### What you will do
Pick every line from the data that holds the word "süreci".

### Supplied records
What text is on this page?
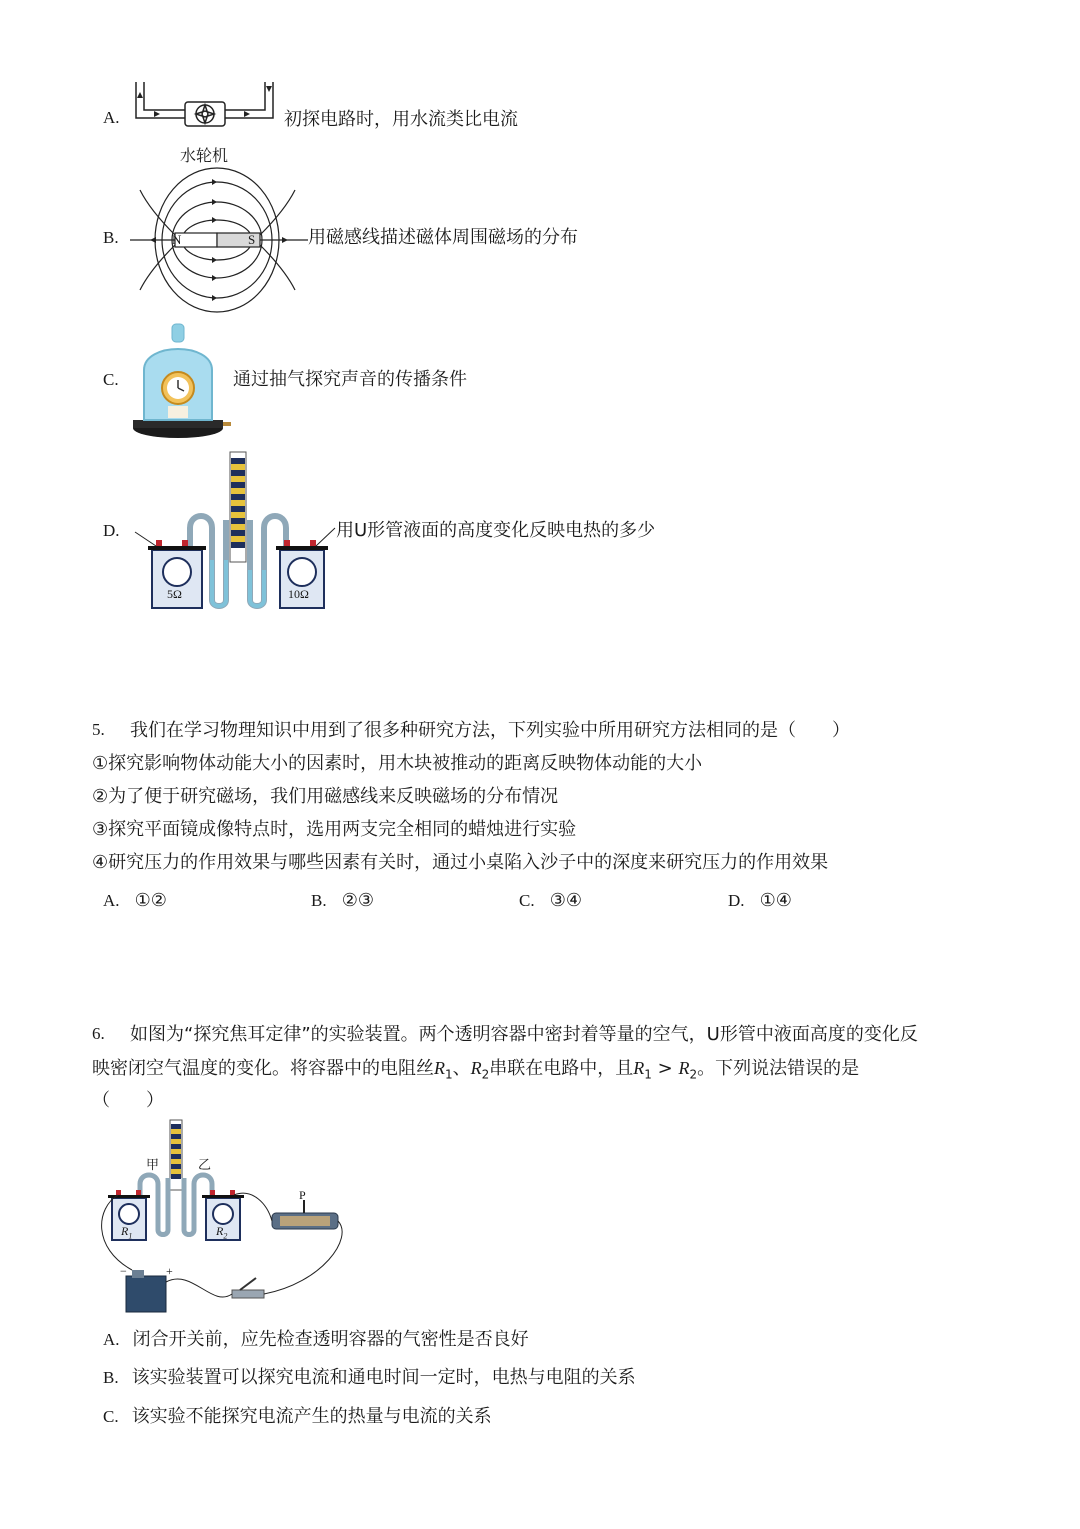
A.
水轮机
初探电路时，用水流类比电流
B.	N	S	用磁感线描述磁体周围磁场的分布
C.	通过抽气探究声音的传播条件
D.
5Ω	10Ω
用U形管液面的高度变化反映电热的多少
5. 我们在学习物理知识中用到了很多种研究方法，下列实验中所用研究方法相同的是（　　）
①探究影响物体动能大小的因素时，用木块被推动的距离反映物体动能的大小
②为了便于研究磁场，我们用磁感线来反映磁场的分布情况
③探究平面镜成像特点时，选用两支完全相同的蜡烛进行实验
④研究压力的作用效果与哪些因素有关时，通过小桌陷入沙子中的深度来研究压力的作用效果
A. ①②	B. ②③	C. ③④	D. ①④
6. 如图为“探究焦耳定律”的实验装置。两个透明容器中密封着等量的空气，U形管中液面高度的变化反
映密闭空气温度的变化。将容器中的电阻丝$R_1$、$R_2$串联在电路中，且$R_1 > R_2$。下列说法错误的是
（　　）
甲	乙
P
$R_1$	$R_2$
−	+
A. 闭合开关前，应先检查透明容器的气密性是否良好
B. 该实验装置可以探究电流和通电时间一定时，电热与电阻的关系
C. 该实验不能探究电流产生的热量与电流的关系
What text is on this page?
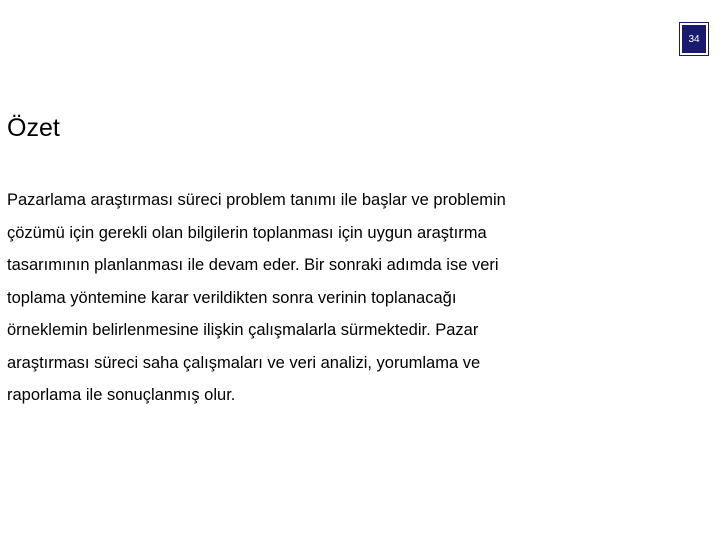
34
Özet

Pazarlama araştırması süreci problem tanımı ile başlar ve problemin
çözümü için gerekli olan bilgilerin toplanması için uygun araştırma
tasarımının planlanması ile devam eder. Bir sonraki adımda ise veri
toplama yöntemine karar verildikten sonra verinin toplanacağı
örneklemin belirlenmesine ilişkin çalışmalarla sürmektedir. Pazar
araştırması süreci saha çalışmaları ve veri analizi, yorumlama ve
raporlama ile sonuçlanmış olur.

### Task answer
Pazarlama araştırması süreci problem tanımı ile başlar ve problemin
araştırması süreci saha çalışmaları ve veri analizi, yorumlama ve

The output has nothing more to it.